§ Records with labeled boxes

§

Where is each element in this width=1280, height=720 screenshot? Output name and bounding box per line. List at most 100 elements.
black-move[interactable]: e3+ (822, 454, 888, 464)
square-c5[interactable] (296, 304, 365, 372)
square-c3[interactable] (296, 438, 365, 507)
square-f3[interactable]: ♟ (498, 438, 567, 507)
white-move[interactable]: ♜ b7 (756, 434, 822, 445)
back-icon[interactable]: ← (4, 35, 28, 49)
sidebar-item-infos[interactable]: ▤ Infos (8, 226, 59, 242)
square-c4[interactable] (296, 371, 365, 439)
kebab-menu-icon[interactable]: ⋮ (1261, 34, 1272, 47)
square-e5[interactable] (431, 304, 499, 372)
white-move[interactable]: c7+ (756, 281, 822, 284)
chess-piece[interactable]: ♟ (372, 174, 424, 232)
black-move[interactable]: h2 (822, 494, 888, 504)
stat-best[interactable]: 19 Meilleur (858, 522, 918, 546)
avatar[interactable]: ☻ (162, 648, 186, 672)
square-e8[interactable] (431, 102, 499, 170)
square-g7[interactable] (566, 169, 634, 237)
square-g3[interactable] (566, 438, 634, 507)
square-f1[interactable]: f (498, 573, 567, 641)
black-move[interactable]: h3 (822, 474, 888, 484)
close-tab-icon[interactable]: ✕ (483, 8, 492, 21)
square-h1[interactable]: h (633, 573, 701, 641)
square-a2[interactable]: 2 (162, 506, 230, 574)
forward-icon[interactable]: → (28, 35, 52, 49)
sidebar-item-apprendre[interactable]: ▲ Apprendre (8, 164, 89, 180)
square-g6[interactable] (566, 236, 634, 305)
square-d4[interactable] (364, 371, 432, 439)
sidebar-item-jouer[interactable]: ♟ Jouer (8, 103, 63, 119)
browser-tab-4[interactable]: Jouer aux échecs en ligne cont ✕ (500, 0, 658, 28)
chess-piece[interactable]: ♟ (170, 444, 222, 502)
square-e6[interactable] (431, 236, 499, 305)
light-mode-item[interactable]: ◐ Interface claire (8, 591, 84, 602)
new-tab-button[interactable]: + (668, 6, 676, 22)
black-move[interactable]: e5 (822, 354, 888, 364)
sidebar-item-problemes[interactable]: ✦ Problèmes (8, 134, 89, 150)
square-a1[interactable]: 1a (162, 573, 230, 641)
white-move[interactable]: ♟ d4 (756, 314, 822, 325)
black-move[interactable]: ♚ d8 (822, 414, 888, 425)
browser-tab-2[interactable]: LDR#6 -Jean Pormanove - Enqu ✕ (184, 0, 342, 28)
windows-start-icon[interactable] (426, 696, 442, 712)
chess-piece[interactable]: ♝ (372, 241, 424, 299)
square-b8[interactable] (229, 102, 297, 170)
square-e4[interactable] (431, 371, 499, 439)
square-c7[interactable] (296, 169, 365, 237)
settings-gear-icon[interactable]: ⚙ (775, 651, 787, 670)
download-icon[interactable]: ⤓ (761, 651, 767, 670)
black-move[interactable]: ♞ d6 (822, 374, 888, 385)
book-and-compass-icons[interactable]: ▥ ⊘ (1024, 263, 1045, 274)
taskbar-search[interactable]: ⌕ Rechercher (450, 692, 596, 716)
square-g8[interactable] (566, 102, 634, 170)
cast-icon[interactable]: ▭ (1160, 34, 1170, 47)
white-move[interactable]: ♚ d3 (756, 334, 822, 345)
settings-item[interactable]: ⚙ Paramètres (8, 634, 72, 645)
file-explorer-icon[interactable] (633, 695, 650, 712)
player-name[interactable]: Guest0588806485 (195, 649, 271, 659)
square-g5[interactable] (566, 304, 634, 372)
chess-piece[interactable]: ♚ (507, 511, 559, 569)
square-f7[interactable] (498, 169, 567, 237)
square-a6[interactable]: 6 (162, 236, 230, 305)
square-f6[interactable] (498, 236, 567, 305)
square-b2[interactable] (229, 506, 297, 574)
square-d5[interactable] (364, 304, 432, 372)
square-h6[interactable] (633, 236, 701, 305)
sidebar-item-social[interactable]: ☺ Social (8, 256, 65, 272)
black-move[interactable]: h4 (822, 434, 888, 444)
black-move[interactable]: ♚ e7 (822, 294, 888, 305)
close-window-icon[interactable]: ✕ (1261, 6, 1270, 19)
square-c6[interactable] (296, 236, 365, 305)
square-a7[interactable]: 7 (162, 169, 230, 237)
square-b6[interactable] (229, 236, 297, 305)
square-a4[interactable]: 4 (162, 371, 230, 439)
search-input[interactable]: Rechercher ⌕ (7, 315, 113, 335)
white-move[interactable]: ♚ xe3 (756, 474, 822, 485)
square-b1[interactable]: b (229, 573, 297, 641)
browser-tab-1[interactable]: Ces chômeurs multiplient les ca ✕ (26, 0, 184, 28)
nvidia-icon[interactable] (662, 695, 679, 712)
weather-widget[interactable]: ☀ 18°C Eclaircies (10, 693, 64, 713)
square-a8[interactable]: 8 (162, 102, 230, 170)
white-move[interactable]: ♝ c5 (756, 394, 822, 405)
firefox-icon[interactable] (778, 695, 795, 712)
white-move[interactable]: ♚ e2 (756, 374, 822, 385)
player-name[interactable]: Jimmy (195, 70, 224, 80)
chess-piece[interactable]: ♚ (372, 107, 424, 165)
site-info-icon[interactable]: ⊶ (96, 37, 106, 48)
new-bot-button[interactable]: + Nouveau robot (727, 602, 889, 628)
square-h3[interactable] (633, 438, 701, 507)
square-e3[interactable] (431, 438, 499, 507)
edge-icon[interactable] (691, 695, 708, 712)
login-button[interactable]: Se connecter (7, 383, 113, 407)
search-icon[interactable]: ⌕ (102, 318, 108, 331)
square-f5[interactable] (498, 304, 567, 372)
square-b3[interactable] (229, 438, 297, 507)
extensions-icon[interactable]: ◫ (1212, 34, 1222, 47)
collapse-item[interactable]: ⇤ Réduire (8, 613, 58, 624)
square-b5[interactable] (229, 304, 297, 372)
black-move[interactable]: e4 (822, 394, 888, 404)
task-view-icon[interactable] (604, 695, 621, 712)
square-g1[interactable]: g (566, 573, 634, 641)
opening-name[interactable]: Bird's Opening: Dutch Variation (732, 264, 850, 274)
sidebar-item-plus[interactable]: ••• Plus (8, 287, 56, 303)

§

§ Short exercise
Would you lay out every line of the items above as a Markdown table, using a No. column for the row number and a Line column for the line itself, with blank lines left out?

§ In response
| No. | Line |
|---|---|
| 1 | Where is each element in this width=1280, height=720 screenshot? Output name and bounding box per line. List at most 100 elements. |
| 2 | black-move[interactable]: e3+ (822, 454, 888, 464) |
| 3 | square-c5[interactable] (296, 304, 365, 372) |
| 4 | square-c3[interactable] (296, 438, 365, 507) |
| 5 | square-f3[interactable]: ♟ (498, 438, 567, 507) |
| 6 | white-move[interactable]: ♜ b7 (756, 434, 822, 445) |
| 7 | back-icon[interactable]: ← (4, 35, 28, 49) |
| 8 | sidebar-item-infos[interactable]: ▤ Infos (8, 226, 59, 242) |
| 9 | square-c4[interactable] (296, 371, 365, 439) |
| 10 | kebab-menu-icon[interactable]: ⋮ (1261, 34, 1272, 47) |
| 11 | square-e5[interactable] (431, 304, 499, 372) |
| 12 | white-move[interactable]: c7+ (756, 281, 822, 284) |
| 13 | chess-piece[interactable]: ♟ (372, 174, 424, 232) |
| 14 | black-move[interactable]: h2 (822, 494, 888, 504) |
| 15 | stat-best[interactable]: 19 Meilleur (858, 522, 918, 546) |
| 16 | avatar[interactable]: ☻ (162, 648, 186, 672) |
| 17 | square-e8[interactable] (431, 102, 499, 170) |
| 18 | square-g7[interactable] (566, 169, 634, 237) |
| 19 | square-g3[interactable] (566, 438, 634, 507) |
| 20 | square-f1[interactable]: f (498, 573, 567, 641) |
| 21 | black-move[interactable]: h3 (822, 474, 888, 484) |
| 22 | close-tab-icon[interactable]: ✕ (483, 8, 492, 21) |
| 23 | square-h1[interactable]: h (633, 573, 701, 641) |
| 24 | square-a2[interactable]: 2 (162, 506, 230, 574) |
| 25 | forward-icon[interactable]: → (28, 35, 52, 49) |
| 26 | sidebar-item-apprendre[interactable]: ▲ Apprendre (8, 164, 89, 180) |
| 27 | square-g6[interactable] (566, 236, 634, 305) |
| 28 | square-d4[interactable] (364, 371, 432, 439) |
| 29 | sidebar-item-jouer[interactable]: ♟ Jouer (8, 103, 63, 119) |
| 30 | browser-tab-4[interactable]: Jouer aux échecs en ligne cont ✕ (500, 0, 658, 28) |
| 31 | chess-piece[interactable]: ♟ (170, 444, 222, 502) |
| 32 | square-e6[interactable] (431, 236, 499, 305) |
| 33 | light-mode-item[interactable]: ◐ Interface claire (8, 591, 84, 602) |
| 34 | new-tab-button[interactable]: + (668, 6, 676, 22) |
| 35 | black-move[interactable]: e5 (822, 354, 888, 364) |
| 36 | sidebar-item-problemes[interactable]: ✦ Problèmes (8, 134, 89, 150) |
| 37 | square-a1[interactable]: 1a (162, 573, 230, 641) |
| 38 | white-move[interactable]: ♟ d4 (756, 314, 822, 325) |
| 39 | black-move[interactable]: ♚ d8 (822, 414, 888, 425) |
| 40 | browser-tab-2[interactable]: LDR#6 -Jean Pormanove - Enqu ✕ (184, 0, 342, 28) |
| 41 | windows-start-icon[interactable] (426, 696, 442, 712) |
| 42 | chess-piece[interactable]: ♝ (372, 241, 424, 299) |
| 43 | square-b8[interactable] (229, 102, 297, 170) |
| 44 | square-e4[interactable] (431, 371, 499, 439) |
| 45 | square-c7[interactable] (296, 169, 365, 237) |
| 46 | settings-gear-icon[interactable]: ⚙ (775, 651, 787, 670) |
| 47 | download-icon[interactable]: ⤓ (761, 651, 767, 670) |
| 48 | black-move[interactable]: ♞ d6 (822, 374, 888, 385) |
| 49 | book-and-compass-icons[interactable]: ▥ ⊘ (1024, 263, 1045, 274) |
| 50 | taskbar-search[interactable]: ⌕ Rechercher (450, 692, 596, 716) |
| 51 | square-g8[interactable] (566, 102, 634, 170) |
| 52 | cast-icon[interactable]: ▭ (1160, 34, 1170, 47) |
| 53 | white-move[interactable]: ♚ d3 (756, 334, 822, 345) |
| 54 | settings-item[interactable]: ⚙ Paramètres (8, 634, 72, 645) |
| 55 | file-explorer-icon[interactable] (633, 695, 650, 712) |
| 56 | player-name[interactable]: Guest0588806485 (195, 649, 271, 659) |
| 57 | square-g5[interactable] (566, 304, 634, 372) |
| 58 | chess-piece[interactable]: ♚ (507, 511, 559, 569) |
| 59 | square-f7[interactable] (498, 169, 567, 237) |
| 60 | square-a6[interactable]: 6 (162, 236, 230, 305) |
| 61 | square-f6[interactable] (498, 236, 567, 305) |
| 62 | square-b2[interactable] (229, 506, 297, 574) |
| 63 | square-d5[interactable] (364, 304, 432, 372) |
| 64 | square-h6[interactable] (633, 236, 701, 305) |
| 65 | sidebar-item-social[interactable]: ☺ Social (8, 256, 65, 272) |
| 66 | black-move[interactable]: h4 (822, 434, 888, 444) |
| 67 | black-move[interactable]: ♚ e7 (822, 294, 888, 305) |
| 68 | close-window-icon[interactable]: ✕ (1261, 6, 1270, 19) |
| 69 | square-c6[interactable] (296, 236, 365, 305) |
| 70 | square-a7[interactable]: 7 (162, 169, 230, 237) |
| 71 | square-b6[interactable] (229, 236, 297, 305) |
| 72 | square-a4[interactable]: 4 (162, 371, 230, 439) |
| 73 | search-input[interactable]: Rechercher ⌕ (7, 315, 113, 335) |
| 74 | white-move[interactable]: ♚ xe3 (756, 474, 822, 485) |
| 75 | square-b1[interactable]: b (229, 573, 297, 641) |
| 76 | browser-tab-1[interactable]: Ces chômeurs multiplient les ca ✕ (26, 0, 184, 28) |
| 77 | nvidia-icon[interactable] (662, 695, 679, 712) |
| 78 | weather-widget[interactable]: ☀ 18°C Eclaircies (10, 693, 64, 713) |
| 79 | square-a8[interactable]: 8 (162, 102, 230, 170) |
| 80 | white-move[interactable]: ♝ c5 (756, 394, 822, 405) |
| 81 | firefox-icon[interactable] (778, 695, 795, 712) |
| 82 | white-move[interactable]: ♚ e2 (756, 374, 822, 385) |
| 83 | player-name[interactable]: Jimmy (195, 70, 224, 80) |
| 84 | chess-piece[interactable]: ♚ (372, 107, 424, 165) |
| 85 | site-info-icon[interactable]: ⊶ (96, 37, 106, 48) |
| 86 | new-bot-button[interactable]: + Nouveau robot (727, 602, 889, 628) |
| 87 | square-h3[interactable] (633, 438, 701, 507) |
| 88 | square-e3[interactable] (431, 438, 499, 507) |
| 89 | edge-icon[interactable] (691, 695, 708, 712) |
| 90 | login-button[interactable]: Se connecter (7, 383, 113, 407) |
| 91 | search-icon[interactable]: ⌕ (102, 318, 108, 331) |
| 92 | square-f5[interactable] (498, 304, 567, 372) |
| 93 | square-b3[interactable] (229, 438, 297, 507) |
| 94 | extensions-icon[interactable]: ◫ (1212, 34, 1222, 47) |
| 95 | collapse-item[interactable]: ⇤ Réduire (8, 613, 58, 624) |
| 96 | square-b5[interactable] (229, 304, 297, 372) |
| 97 | black-move[interactable]: e4 (822, 394, 888, 404) |
| 98 | task-view-icon[interactable] (604, 695, 621, 712) |
| 99 | square-g1[interactable]: g (566, 573, 634, 641) |
| 100 | opening-name[interactable]: Bird's Opening: Dutch Variation (732, 264, 850, 274) |
| 101 | sidebar-item-plus[interactable]: ••• Plus (8, 287, 56, 303) |